- **To do**: Check every line of the entries below for the word "Sand", and copy the ones that have it.

- **Data shown**:
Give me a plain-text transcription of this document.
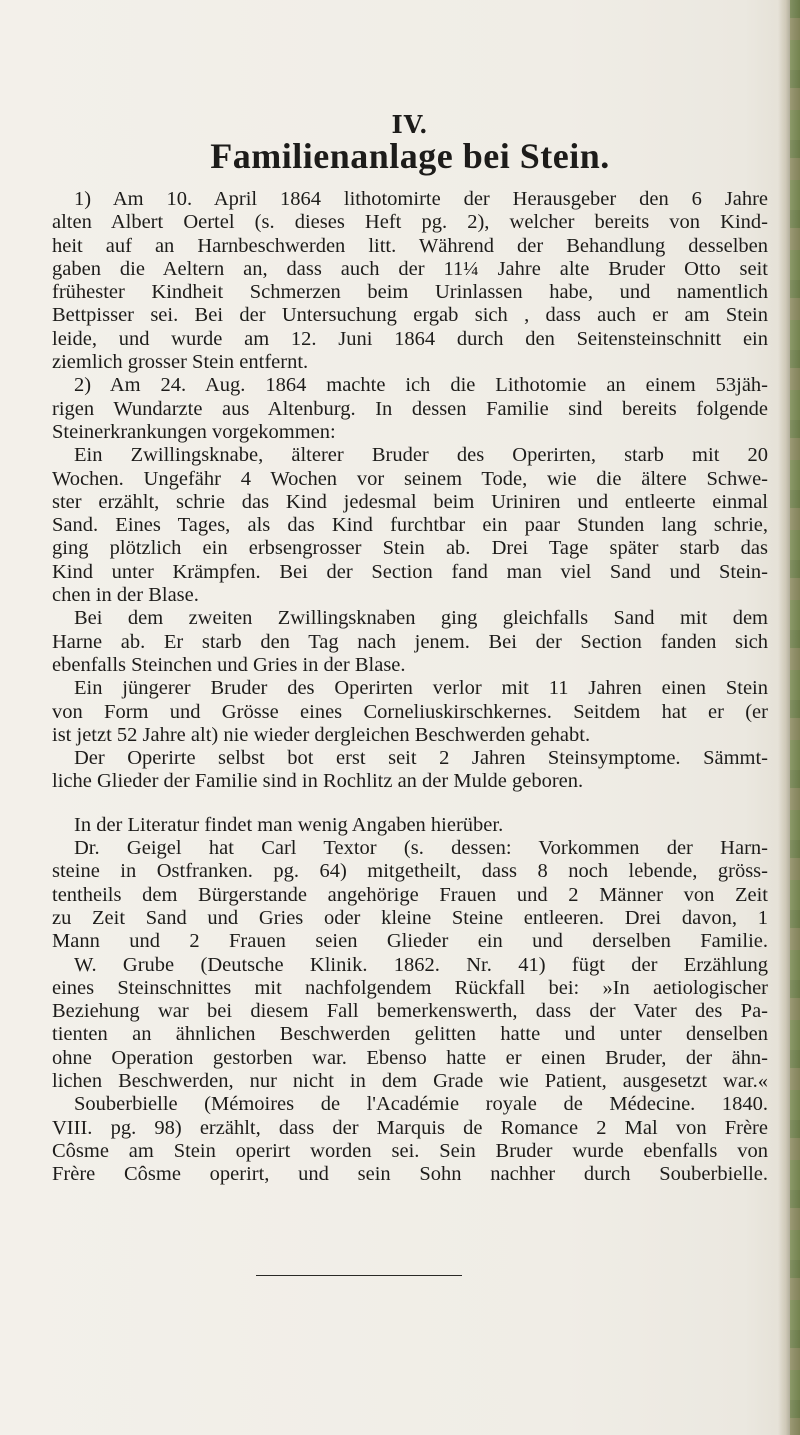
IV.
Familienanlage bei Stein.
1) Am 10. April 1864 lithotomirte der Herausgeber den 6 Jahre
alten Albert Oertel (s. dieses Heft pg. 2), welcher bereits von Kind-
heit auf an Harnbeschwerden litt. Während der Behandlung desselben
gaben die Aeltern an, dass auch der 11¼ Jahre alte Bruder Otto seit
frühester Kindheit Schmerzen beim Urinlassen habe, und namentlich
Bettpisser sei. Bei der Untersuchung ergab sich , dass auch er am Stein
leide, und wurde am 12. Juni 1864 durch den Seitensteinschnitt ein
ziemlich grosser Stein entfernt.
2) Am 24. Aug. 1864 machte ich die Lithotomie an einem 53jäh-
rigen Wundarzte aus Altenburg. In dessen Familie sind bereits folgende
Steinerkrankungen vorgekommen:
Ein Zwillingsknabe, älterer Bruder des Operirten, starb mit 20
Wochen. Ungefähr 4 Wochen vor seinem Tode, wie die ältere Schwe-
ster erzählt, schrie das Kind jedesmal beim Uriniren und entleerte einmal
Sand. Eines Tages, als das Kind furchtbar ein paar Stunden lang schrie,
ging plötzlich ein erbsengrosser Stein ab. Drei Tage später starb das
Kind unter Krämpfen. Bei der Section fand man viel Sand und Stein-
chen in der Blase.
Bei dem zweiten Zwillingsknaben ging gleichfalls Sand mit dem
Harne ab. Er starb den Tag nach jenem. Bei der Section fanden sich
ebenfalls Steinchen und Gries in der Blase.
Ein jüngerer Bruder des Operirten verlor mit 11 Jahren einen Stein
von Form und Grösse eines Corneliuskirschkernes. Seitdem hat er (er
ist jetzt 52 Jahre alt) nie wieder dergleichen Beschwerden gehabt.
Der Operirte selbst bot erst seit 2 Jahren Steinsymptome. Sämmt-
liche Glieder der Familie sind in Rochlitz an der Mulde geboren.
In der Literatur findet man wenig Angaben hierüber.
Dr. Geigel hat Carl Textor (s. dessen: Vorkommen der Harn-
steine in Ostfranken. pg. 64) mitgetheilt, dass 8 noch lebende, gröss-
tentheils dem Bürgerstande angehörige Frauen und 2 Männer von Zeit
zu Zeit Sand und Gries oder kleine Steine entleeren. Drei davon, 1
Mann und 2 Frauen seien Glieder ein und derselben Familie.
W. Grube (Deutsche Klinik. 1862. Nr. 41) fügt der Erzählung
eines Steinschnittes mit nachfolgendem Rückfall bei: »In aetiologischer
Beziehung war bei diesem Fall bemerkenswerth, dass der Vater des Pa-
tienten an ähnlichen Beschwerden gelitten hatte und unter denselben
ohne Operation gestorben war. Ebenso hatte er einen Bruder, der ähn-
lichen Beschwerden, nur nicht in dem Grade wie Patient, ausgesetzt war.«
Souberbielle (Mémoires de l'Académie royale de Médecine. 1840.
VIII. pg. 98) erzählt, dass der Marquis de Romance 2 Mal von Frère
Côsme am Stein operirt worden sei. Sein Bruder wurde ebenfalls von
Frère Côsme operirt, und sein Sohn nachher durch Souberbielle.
* * *
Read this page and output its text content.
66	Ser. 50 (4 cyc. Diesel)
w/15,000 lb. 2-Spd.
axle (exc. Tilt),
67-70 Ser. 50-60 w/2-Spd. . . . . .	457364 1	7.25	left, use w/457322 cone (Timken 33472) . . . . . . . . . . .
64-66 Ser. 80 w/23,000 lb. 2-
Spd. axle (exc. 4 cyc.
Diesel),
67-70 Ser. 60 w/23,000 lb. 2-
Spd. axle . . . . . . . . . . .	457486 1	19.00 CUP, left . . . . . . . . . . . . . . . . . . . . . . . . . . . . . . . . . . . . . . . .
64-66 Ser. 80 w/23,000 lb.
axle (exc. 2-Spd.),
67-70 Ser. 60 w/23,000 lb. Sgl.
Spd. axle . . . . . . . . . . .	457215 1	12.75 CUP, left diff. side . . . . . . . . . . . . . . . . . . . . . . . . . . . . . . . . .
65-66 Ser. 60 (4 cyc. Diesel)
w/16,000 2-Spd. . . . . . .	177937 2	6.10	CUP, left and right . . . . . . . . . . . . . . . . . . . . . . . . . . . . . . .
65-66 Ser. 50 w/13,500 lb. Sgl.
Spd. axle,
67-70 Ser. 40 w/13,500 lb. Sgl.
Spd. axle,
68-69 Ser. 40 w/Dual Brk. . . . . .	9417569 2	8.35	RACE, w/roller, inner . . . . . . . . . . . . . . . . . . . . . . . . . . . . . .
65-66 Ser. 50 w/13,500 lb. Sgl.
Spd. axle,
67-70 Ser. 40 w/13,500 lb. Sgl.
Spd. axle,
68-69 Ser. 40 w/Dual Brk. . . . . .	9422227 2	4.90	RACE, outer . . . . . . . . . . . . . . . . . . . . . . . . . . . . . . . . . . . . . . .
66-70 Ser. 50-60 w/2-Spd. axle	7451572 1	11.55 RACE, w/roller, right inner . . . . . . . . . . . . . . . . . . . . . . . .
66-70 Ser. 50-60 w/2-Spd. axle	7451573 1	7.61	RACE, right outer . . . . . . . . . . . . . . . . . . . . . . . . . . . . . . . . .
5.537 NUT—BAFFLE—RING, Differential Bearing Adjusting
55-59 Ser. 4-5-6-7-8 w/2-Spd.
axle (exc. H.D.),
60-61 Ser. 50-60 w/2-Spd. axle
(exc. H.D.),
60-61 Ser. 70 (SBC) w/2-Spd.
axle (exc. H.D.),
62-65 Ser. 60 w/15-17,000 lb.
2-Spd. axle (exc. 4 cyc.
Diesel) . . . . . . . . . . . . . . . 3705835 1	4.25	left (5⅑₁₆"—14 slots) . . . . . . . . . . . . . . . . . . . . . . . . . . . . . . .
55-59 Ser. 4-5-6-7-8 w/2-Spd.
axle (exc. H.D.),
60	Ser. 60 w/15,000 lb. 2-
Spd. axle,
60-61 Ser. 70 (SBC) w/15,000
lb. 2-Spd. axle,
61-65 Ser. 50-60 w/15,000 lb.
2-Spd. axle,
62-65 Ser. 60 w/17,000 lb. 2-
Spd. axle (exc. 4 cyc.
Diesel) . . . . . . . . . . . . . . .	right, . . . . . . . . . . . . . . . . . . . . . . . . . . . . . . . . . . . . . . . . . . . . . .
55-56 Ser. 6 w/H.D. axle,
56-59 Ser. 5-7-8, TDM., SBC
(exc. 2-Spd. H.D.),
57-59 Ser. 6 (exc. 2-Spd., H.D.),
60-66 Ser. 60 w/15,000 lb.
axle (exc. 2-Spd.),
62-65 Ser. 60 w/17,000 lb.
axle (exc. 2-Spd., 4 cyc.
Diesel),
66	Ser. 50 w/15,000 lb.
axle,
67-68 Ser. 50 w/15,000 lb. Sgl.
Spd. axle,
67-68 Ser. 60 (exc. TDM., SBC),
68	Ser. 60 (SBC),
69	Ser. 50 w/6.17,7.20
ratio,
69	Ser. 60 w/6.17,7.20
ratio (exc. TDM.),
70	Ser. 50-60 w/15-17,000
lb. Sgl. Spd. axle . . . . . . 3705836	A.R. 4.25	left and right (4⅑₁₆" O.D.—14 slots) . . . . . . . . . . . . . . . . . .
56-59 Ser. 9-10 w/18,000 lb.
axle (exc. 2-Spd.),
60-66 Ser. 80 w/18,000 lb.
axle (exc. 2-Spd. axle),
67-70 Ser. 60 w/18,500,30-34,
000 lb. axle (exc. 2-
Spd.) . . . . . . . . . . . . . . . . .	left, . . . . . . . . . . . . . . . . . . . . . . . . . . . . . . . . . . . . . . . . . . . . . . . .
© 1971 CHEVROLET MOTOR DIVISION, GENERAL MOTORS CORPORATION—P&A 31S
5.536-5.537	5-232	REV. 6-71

- **Output for this task**:
Sand. Eines Tages, als das Kind furchtbar ein paar Stunden lang schrie,
Kind unter Krämpfen. Bei der Section fand man viel Sand und Stein-
Bei dem zweiten Zwillingsknaben ging gleichfalls Sand mit dem
zu Zeit Sand und Gries oder kleine Steine entleeren. Drei davon, 1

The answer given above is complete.